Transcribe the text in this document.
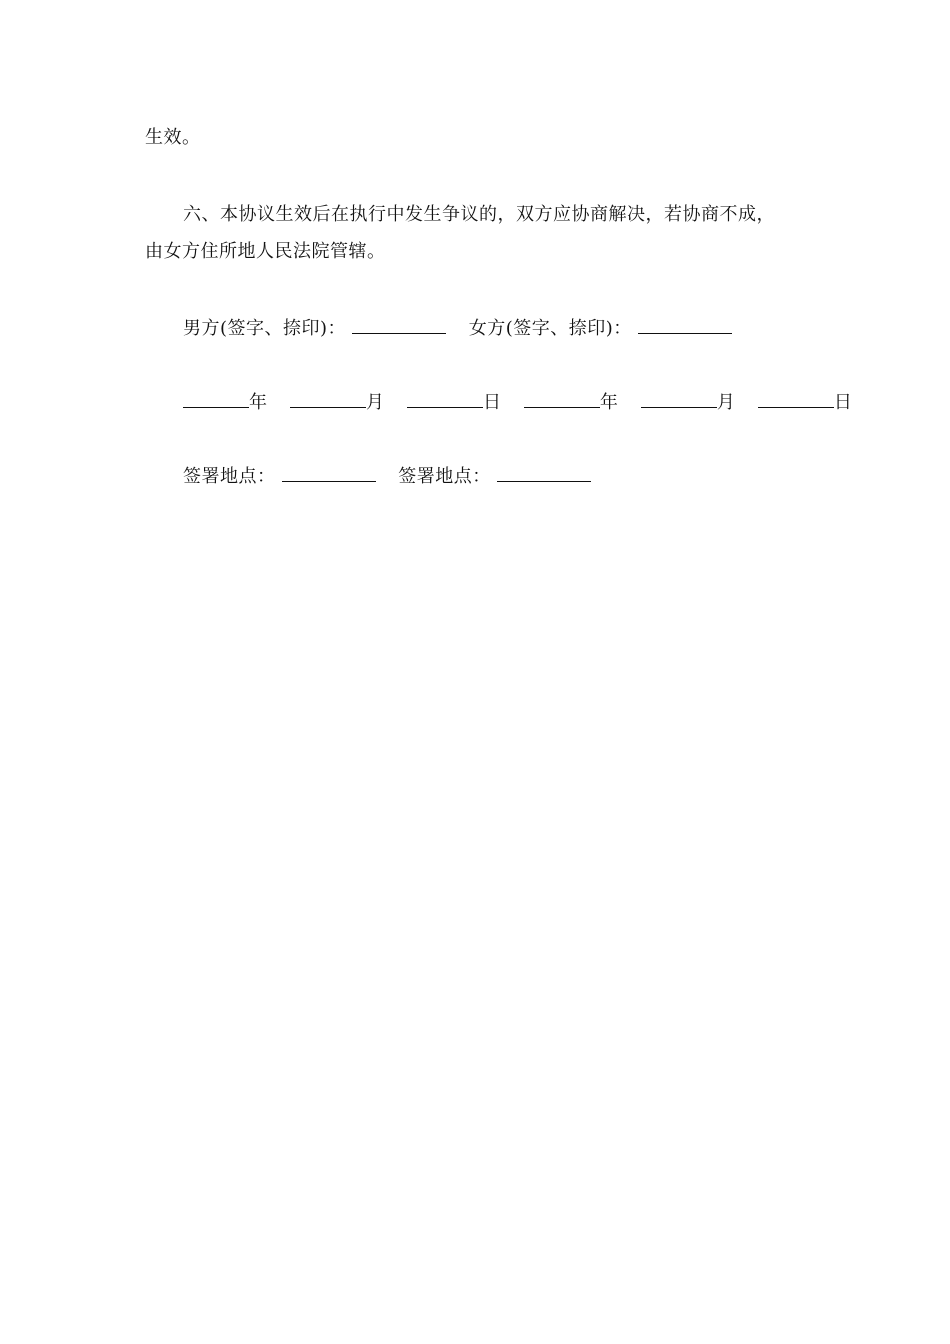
生效。
六、本协议生效后在执行中发生争议的，双方应协商解决，若协商不成，
由女方住所地人民法院管辖。
男方(签字、捺印)：	女方(签字、捺印)：
年	月	日	年	月	日
签署地点：	签署地点：
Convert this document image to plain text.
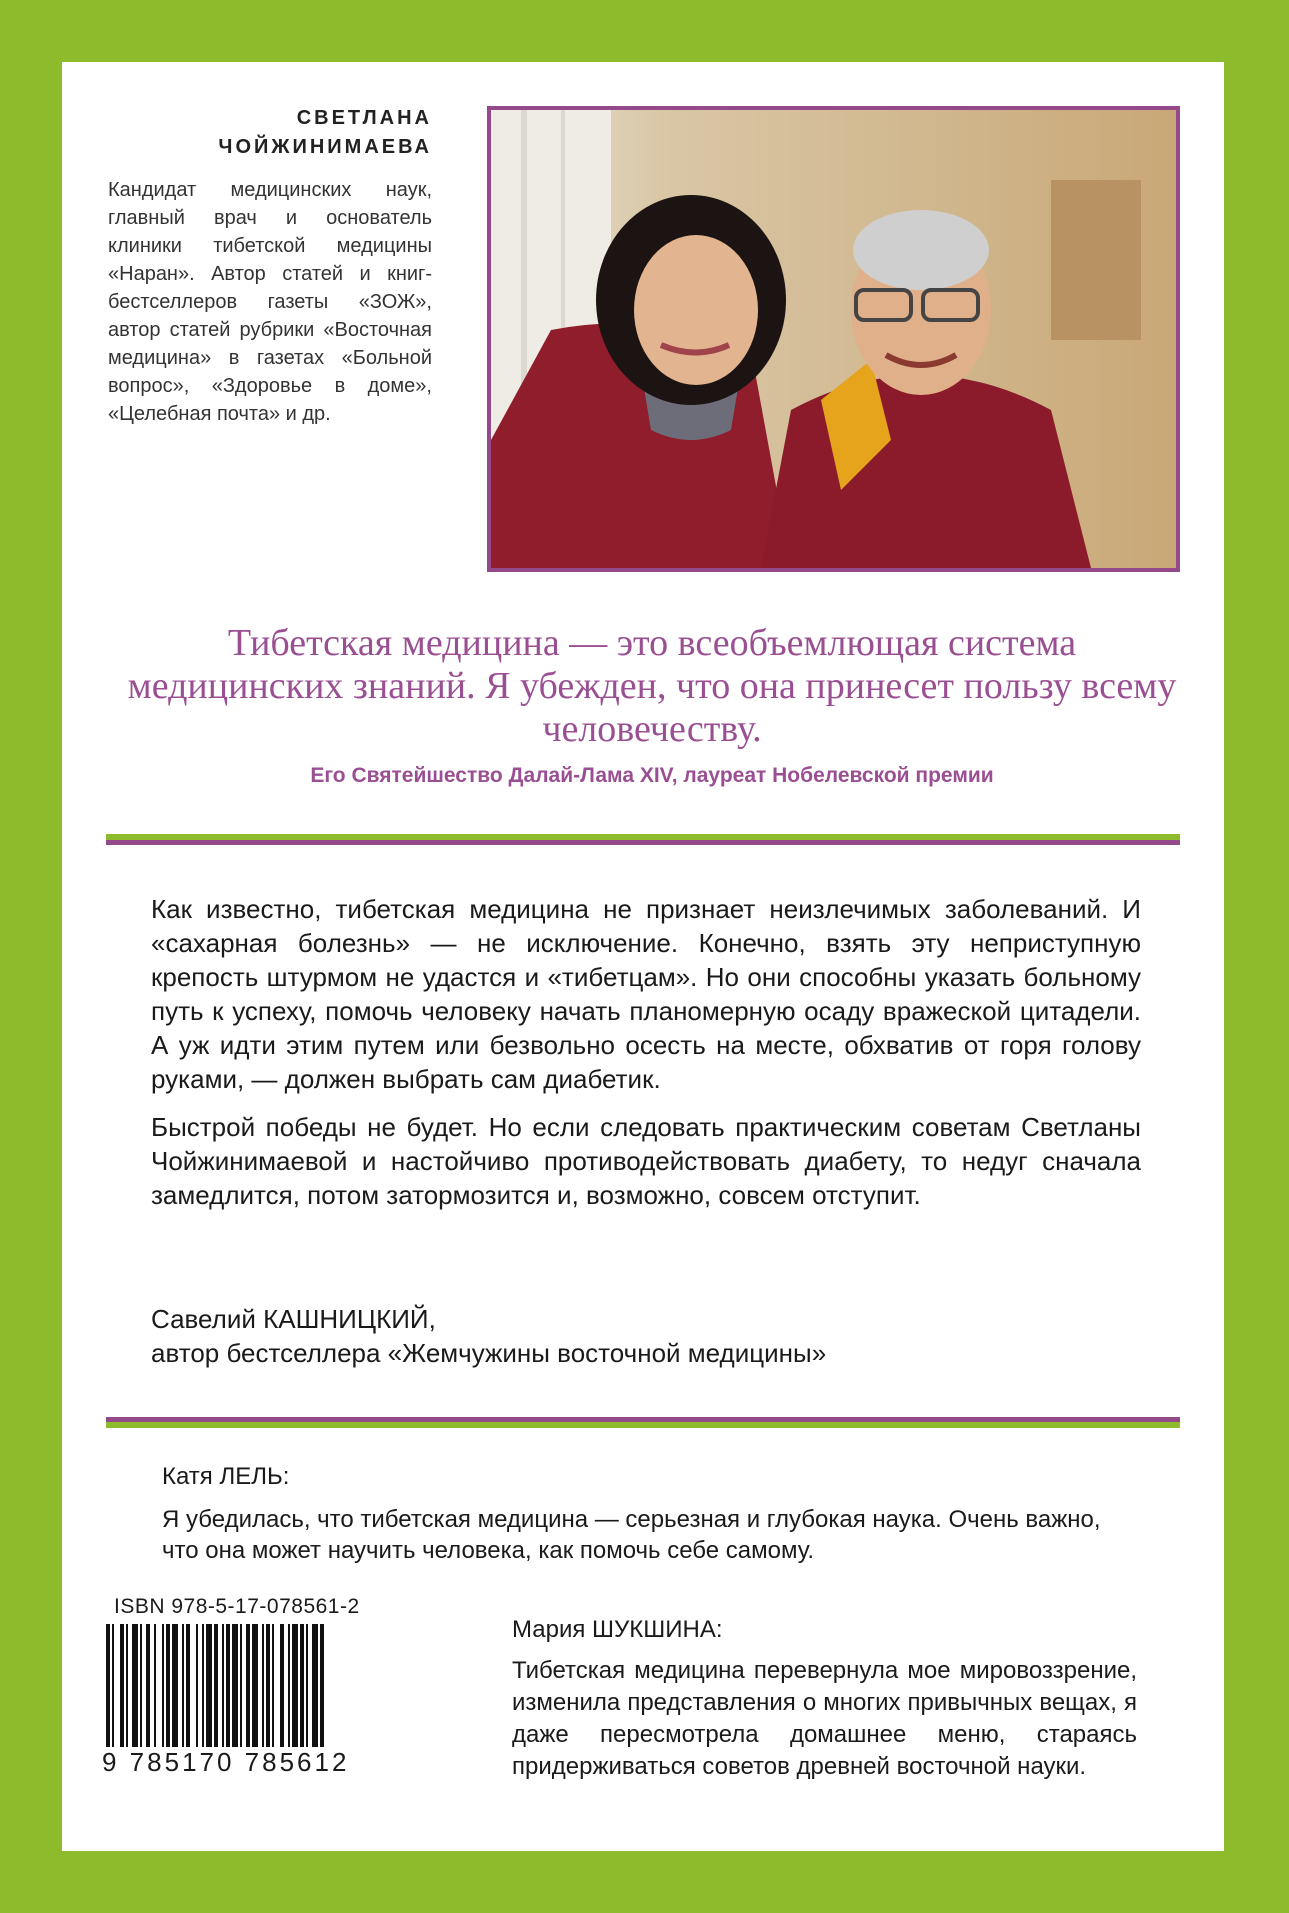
СВЕТЛАНА
ЧОЙЖИНИМАЕВА
Кандидат медицинских наук, главный врач и основатель клиники тибетской медицины «Наран». Автор статей и книг-бестселлеров газеты «ЗОЖ», автор статей рубрики «Восточная медицина» в газетах «Больной вопрос», «Здоровье в доме», «Целебная почта» и др.
Тибетская медицина — это всеобъемлющая система медицинских знаний. Я убежден, что она принесет пользу всему человечеству.
Его Святейшество Далай-Лама XIV, лауреат Нобелевской премии

Как известно, тибетская медицина не признает неизлечимых заболеваний. И «сахарная болезнь» — не исключение. Конечно, взять эту неприступную крепость штурмом не удастся и «тибетцам». Но они способны указать больному путь к успеху, помочь человеку начать планомерную осаду вражеской цитадели. А уж идти этим путем или безвольно осесть на месте, обхватив от горя голову руками, — должен выбрать сам диабетик.

Быстрой победы не будет. Но если следовать практическим советам Светланы Чойжинимаевой и настойчиво противодействовать диабету, то недуг сначала замедлится, потом затормозится и, возможно, совсем отступит.

Савелий КАШНИЦКИЙ,
автор бестселлера «Жемчужины восточной медицины»
Катя ЛЕЛЬ:
Я убедилась, что тибетская медицина — серьезная и глубокая наука. Очень важно, что она может научить человека, как помочь себе самому.
ISBN 978-5-17-078561-2
9 785170 785612
Мария ШУКШИНА:
Тибетская медицина перевернула мое мировоззрение, изменила представления о многих привычных вещах, я даже пересмотрела домашнее меню, стараясь придерживаться советов древней восточной науки.
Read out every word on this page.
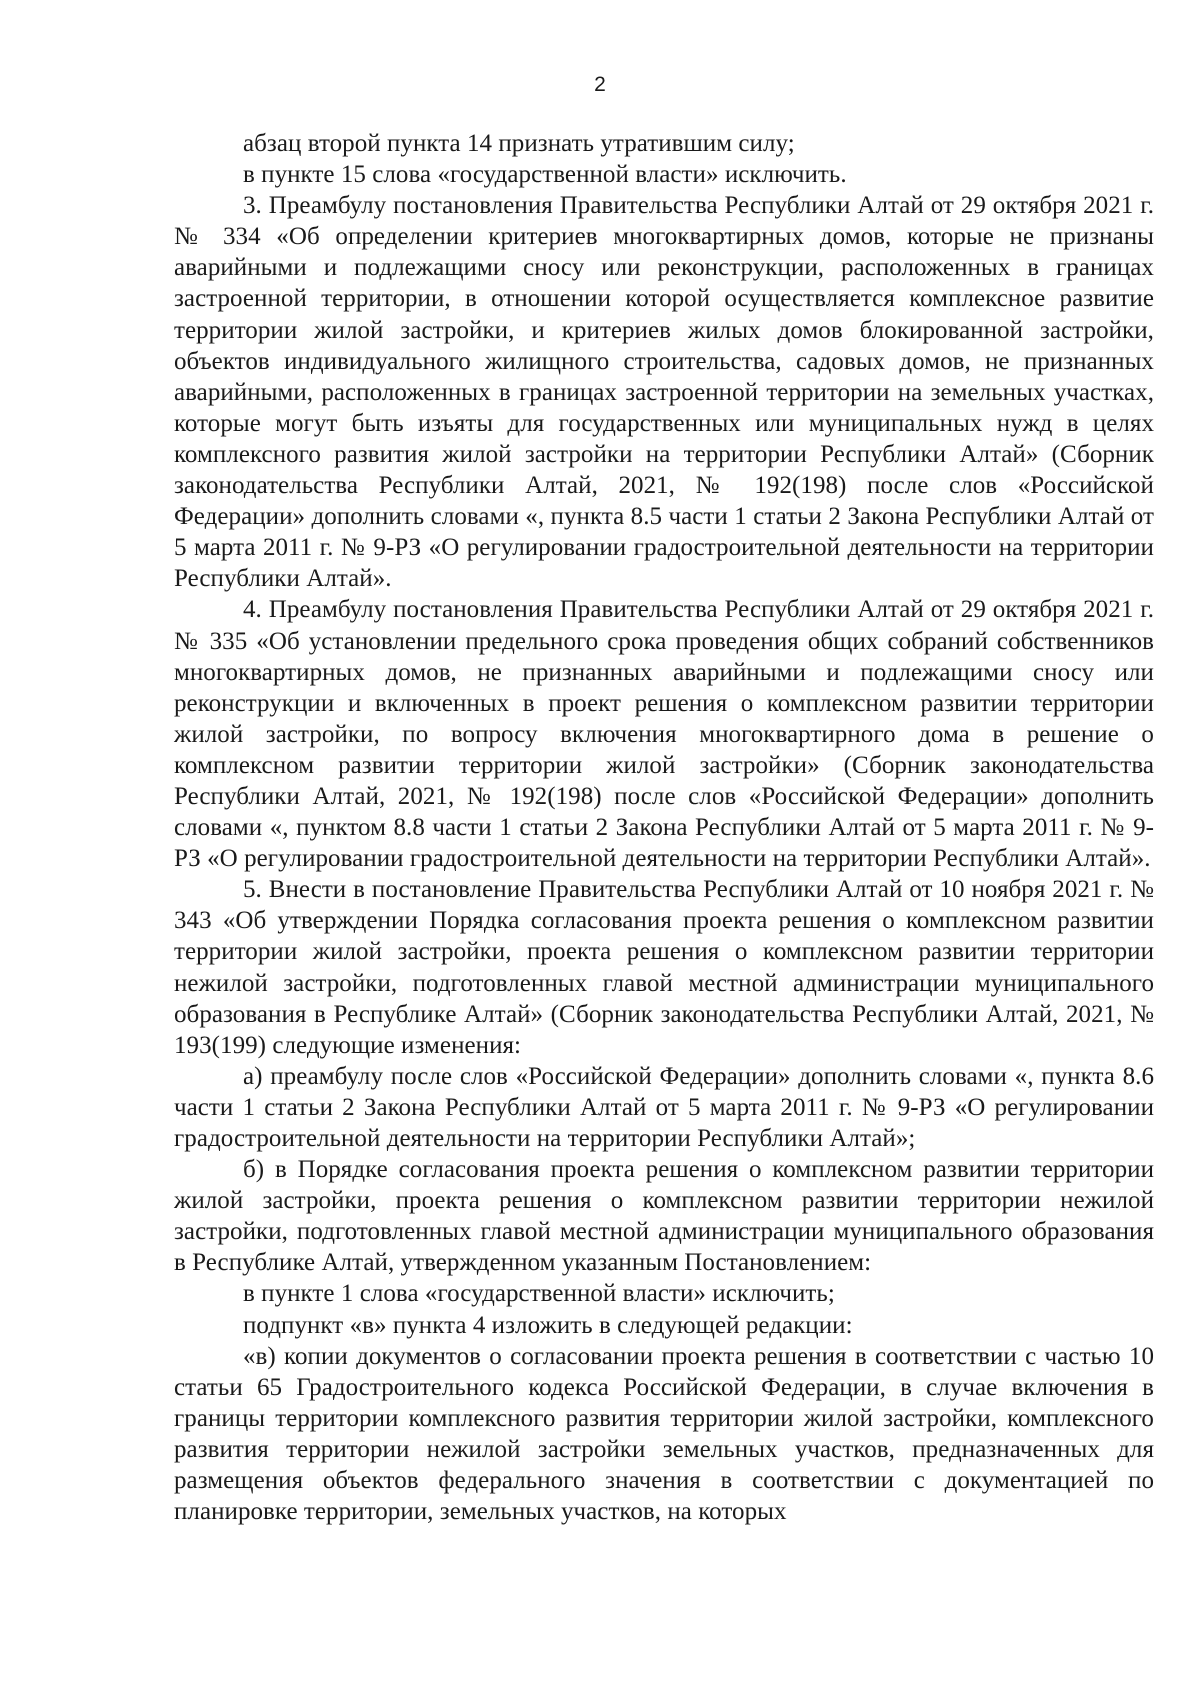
2

абзац второй пункта 14 признать утратившим силу;

в пункте 15 слова «государственной власти» исключить.

3. Преамбулу постановления Правительства Республики Алтай от 29 октября 2021 г. № 334 «Об определении критериев многоквартирных домов, которые не признаны аварийными и подлежащими сносу или реконструкции, расположенных в границах застроенной территории, в отношении которой осуществляется комплексное развитие территории жилой застройки, и критериев жилых домов блокированной застройки, объектов индивидуального жилищного строительства, садовых домов, не признанных аварийными, расположенных в границах застроенной территории на земельных участках, которые могут быть изъяты для государственных или муниципальных нужд в целях комплексного развития жилой застройки на территории Республики Алтай» (Сборник законодательства Республики Алтай, 2021, № 192(198) после слов «Российской Федерации» дополнить словами «, пункта 8.5 части 1 статьи 2 Закона Республики Алтай от 5 марта 2011 г. № 9-РЗ «О регулировании градостроительной деятельности на территории Республики Алтай».

4. Преамбулу постановления Правительства Республики Алтай от 29 октября 2021 г. № 335 «Об установлении предельного срока проведения общих собраний собственников многоквартирных домов, не признанных аварийными и подлежащими сносу или реконструкции и включенных в проект решения о комплексном развитии территории жилой застройки, по вопросу включения многоквартирного дома в решение о комплексном развитии территории жилой застройки» (Сборник законодательства Республики Алтай, 2021, № 192(198) после слов «Российской Федерации» дополнить словами «, пунктом 8.8 части 1 статьи 2 Закона Республики Алтай от 5 марта 2011 г. № 9-РЗ «О регулировании градостроительной деятельности на территории Республики Алтай».

5. Внести в постановление Правительства Республики Алтай от 10 ноября 2021 г. № 343 «Об утверждении Порядка согласования проекта решения о комплексном развитии территории жилой застройки, проекта решения о комплексном развитии территории нежилой застройки, подготовленных главой местной администрации муниципального образования в Республике Алтай» (Сборник законодательства Республики Алтай, 2021, № 193(199) следующие изменения:

а) преамбулу после слов «Российской Федерации» дополнить словами «, пункта 8.6 части 1 статьи 2 Закона Республики Алтай от 5 марта 2011 г. № 9-РЗ «О регулировании градостроительной деятельности на территории Республики Алтай»;

б) в Порядке согласования проекта решения о комплексном развитии территории жилой застройки, проекта решения о комплексном развитии территории нежилой застройки, подготовленных главой местной администрации муниципального образования в Республике Алтай, утвержденном указанным Постановлением:

в пункте 1 слова «государственной власти» исключить;

подпункт «в» пункта 4 изложить в следующей редакции:

«в) копии документов о согласовании проекта решения в соответствии с частью 10 статьи 65 Градостроительного кодекса Российской Федерации, в случае включения в границы территории комплексного развития территории жилой застройки, комплексного развития территории нежилой застройки земельных участков, предназначенных для размещения объектов федерального значения в соответствии с документацией по планировке территории, земельных участков, на которых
━━━━
**EXERCISE**
Copy out each line of the data containing the string "медицины".

**THE REPLY**
Кандидат медицинских наук, главный врач и основатель клиники тибетской медицины «Наран». Автор статей и книг-бестселлеров газеты «ЗОЖ», автор статей рубрики «Восточная медицина» в газетах «Больной вопрос», «Здоровье в доме», «Целебная почта» и др.
автор бестселлера «Жемчужины восточной медицины»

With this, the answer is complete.